PROVIDED PASSAGE:
Module: SY

Defined in:

lib/sy.rb,
lib/sy.rb,
lib/sy/version.rb,
lib/sy/imperial.rb,
lib/sy/noinclude.rb,
lib/sy/fixed_assets_of_the_module.rb

Overview

Here, fixed assets of the main module are set up.

Defined Under Namespace

Modules: AbsoluteMagnitude, CelsiusMagnitude, ExpressibleInUnits, Magnitude, SignedMagnitude, Unit Classes: CelsiusTemperature.relative.send(:Magnitude), CelsiusTemperature.send(:Magnitude), Composition, Dimension, Measure, Numeric, Quantity

Constant Summary

AUTOINCLUDE =

false

Amount =

Let SY::Amount be a standard dimensionless quantity:

Quantity.standard of: Dimension.zero

UNIT =

Let SY::UNIT be a standard unit of SY::Amount. Note that the upcase name of the constant “UNIT” implies, via YSupport’s NameMagic mixin, that the name of the object becomes :unit and that it is possible to use syntax such as 42.unit to create magnitudes of SY::Amount.

Unit.standard of: Amount

Nᴀ =

AVOGADRO_CONSTANT (Nᴀ) is a certain well-known amount of things:

AVOGADRO_CONSTANT = 6.02214e23

MoleAmount =

Let SY::MoleAmount be another dimensionless quantity:

Quantity.dimensionless coerces: Amount

MOLE =

And let SY::MOLE be its standard unit, related to SY::Amount via Nᴀ:

Unit.standard of: MoleAmount, short: "mol", amount: Nᴀ * UNIT

Length =

Let SY::Length be a standard quantity of basic dimension L:

Quantity.standard of: :L

METRE =

Let SY::METRE be its standard unit.

Unit.standard of: Length, short: "m"

Mass =

Let SY::Mass be a standard quantity of basic dimension M:

Quantity.standard of: :M

KILOGRAM =

Let SY::KILOGRAM be its standard unit:

Unit.standard of: Mass, short: "kg"

EXERCISE REQUIREMENTS: Reproduce the stretch of the SY module documentation from "Let SY::UNIT be" through "magnitudes of SY::Amount.".

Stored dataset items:
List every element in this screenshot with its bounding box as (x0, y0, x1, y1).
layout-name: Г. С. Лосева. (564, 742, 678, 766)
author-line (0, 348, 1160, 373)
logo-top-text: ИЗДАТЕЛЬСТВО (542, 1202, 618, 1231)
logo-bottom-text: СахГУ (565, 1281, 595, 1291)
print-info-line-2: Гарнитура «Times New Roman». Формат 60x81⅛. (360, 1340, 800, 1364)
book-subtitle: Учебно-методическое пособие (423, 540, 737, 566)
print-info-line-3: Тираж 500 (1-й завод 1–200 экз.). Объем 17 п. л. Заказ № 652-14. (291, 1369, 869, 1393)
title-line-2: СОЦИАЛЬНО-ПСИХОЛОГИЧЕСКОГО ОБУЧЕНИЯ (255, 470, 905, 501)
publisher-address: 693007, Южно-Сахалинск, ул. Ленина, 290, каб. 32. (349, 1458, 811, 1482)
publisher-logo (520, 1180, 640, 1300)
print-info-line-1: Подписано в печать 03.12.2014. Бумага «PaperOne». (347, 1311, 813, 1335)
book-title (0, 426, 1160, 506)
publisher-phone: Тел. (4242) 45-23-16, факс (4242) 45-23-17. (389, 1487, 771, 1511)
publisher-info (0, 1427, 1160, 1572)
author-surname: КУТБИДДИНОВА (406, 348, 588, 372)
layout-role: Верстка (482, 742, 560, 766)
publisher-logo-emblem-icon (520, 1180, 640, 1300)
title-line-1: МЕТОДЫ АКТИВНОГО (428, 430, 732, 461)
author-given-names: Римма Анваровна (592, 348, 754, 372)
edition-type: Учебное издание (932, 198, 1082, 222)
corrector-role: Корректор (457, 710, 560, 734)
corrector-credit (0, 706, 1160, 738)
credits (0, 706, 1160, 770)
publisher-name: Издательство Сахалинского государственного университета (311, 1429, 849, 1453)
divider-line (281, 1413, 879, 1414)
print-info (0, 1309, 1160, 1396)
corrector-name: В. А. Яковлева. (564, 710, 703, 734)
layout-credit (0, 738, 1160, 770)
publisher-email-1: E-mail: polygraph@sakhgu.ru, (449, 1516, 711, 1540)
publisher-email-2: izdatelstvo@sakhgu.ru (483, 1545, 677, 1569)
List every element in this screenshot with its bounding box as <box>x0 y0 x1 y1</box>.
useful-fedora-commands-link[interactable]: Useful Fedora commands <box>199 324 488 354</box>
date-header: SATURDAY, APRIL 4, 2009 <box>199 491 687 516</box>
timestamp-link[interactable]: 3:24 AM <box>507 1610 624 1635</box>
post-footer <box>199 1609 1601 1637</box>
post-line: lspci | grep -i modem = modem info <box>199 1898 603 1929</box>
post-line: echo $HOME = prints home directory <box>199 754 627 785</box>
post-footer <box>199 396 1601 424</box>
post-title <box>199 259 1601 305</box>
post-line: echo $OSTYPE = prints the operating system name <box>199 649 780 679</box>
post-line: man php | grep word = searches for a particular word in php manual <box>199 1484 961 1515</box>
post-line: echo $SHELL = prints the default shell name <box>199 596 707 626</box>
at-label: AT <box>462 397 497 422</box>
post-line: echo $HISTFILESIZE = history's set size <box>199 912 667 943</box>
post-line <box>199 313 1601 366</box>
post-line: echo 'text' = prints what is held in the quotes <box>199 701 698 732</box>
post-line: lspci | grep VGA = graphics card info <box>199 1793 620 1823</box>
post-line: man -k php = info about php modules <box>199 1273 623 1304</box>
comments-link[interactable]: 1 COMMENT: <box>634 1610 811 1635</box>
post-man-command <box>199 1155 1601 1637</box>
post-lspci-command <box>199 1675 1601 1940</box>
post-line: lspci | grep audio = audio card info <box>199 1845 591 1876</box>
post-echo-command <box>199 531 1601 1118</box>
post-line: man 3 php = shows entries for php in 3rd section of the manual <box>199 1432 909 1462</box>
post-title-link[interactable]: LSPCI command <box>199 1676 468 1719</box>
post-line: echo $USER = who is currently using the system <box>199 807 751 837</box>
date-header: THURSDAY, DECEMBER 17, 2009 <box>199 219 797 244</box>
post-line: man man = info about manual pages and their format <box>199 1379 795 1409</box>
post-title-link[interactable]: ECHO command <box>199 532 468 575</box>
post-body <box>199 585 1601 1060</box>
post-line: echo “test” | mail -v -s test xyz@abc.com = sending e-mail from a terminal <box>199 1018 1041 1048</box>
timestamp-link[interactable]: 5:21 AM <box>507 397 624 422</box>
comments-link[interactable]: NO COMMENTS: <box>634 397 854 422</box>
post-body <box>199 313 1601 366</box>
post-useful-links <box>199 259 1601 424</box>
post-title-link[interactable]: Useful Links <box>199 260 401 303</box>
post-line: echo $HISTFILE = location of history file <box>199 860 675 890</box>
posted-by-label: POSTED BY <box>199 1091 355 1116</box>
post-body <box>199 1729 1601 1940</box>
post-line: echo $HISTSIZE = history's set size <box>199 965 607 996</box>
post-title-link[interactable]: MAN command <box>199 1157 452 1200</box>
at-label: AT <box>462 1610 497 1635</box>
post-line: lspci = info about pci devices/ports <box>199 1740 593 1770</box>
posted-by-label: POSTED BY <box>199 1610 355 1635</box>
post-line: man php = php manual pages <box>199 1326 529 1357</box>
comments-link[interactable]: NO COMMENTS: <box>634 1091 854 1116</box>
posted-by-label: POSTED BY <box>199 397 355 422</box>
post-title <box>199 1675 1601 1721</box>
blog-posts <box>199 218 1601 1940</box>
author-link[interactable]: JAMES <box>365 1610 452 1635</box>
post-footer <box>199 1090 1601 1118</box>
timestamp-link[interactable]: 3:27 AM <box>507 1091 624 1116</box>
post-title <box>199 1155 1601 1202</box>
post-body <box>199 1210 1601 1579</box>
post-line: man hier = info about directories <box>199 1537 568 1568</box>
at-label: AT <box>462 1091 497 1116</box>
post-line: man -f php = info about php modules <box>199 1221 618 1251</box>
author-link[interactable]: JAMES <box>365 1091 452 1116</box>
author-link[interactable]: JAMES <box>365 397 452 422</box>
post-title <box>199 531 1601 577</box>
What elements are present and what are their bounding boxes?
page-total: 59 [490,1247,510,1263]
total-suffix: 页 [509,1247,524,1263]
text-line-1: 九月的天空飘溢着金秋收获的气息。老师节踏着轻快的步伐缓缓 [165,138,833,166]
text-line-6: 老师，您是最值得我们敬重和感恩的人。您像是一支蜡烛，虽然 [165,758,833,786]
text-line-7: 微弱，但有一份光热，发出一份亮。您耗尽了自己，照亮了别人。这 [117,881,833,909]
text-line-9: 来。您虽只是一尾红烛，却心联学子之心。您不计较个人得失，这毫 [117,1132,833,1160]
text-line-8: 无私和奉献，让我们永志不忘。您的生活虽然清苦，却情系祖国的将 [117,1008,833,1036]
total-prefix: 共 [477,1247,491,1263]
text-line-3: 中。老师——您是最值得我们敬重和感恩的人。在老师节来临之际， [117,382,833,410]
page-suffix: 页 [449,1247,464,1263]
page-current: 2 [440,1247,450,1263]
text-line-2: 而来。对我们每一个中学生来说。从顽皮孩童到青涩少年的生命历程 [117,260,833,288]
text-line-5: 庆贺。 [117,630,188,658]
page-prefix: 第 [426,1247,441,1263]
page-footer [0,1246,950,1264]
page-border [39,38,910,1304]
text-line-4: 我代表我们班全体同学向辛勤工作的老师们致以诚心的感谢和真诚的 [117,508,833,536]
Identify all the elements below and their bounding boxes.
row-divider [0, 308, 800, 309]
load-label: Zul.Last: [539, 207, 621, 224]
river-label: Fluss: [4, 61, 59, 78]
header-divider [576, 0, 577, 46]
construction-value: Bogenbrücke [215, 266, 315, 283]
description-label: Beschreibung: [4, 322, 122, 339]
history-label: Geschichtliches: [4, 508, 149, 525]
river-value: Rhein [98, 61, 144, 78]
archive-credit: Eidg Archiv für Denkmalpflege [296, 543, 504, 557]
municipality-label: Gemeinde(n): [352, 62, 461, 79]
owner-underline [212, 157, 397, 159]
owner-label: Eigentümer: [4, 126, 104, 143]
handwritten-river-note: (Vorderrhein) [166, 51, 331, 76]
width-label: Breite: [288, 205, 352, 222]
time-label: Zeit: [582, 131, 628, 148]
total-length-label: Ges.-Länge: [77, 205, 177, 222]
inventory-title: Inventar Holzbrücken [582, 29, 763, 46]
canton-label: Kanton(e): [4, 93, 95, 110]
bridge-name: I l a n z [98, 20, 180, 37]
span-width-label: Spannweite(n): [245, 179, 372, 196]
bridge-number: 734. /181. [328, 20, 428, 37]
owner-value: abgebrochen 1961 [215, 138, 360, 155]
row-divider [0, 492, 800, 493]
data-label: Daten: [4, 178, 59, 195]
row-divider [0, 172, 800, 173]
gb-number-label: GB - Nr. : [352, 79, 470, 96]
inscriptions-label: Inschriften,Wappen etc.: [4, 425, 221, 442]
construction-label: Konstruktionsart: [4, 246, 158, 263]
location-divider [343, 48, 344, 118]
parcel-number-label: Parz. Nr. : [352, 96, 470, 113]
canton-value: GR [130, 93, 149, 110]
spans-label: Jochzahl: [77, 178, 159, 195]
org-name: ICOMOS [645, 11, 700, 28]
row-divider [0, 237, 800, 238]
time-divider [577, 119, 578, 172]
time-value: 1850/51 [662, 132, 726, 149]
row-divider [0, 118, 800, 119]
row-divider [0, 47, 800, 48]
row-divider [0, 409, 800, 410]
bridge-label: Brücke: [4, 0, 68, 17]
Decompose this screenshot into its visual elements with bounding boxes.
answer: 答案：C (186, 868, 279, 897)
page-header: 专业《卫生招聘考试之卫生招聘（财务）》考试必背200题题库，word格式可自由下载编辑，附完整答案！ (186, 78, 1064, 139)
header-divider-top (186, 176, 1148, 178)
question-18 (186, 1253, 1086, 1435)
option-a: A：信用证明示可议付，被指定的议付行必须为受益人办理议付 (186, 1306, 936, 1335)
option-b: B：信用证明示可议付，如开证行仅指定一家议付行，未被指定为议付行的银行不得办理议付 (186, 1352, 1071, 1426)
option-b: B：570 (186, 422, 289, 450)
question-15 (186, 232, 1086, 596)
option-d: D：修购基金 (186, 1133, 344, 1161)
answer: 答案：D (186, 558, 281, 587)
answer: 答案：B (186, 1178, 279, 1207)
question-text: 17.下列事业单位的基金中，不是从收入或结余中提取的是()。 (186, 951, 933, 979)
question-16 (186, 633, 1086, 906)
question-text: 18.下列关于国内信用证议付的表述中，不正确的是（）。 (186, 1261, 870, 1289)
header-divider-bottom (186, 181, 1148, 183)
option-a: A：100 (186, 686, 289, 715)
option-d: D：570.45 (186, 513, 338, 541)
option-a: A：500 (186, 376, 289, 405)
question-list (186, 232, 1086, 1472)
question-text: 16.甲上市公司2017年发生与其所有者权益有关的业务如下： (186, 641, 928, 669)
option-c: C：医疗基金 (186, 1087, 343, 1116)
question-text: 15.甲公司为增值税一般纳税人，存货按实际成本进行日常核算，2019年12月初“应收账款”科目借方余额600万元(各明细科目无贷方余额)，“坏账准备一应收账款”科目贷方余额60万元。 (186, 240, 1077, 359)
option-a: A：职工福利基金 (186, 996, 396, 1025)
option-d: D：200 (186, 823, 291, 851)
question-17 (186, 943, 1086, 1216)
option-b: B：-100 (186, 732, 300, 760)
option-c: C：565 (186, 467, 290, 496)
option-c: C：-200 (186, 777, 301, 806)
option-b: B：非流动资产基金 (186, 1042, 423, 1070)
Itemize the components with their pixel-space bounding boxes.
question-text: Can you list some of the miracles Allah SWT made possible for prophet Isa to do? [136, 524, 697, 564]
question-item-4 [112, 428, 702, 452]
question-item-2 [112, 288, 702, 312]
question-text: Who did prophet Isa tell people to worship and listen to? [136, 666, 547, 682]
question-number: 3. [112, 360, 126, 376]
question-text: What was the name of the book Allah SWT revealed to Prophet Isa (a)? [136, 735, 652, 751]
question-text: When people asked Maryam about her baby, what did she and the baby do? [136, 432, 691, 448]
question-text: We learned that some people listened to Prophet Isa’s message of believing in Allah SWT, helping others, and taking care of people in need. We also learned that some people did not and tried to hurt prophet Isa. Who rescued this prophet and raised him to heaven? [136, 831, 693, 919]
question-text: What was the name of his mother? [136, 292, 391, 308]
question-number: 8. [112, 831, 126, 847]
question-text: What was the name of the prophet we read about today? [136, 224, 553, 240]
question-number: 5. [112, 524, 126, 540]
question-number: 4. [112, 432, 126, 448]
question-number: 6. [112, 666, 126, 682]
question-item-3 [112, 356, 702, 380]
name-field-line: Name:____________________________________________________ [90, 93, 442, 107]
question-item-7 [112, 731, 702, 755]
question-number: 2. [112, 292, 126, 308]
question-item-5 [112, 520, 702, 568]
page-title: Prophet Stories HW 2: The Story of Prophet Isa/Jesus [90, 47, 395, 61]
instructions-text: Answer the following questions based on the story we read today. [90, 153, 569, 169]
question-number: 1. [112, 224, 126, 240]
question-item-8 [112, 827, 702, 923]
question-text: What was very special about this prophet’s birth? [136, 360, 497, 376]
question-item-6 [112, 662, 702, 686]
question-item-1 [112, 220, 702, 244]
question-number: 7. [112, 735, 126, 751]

RESPONSE:
Let SY::UNIT be a standard unit of SY::Amount. Note that the upcase name of the constant “UNIT” implies, via YSupport’s NameMagic mixin, that the name of the object becomes :unit and that it is possible to use syntax such as 42.unit to create magnitudes of SY::Amount.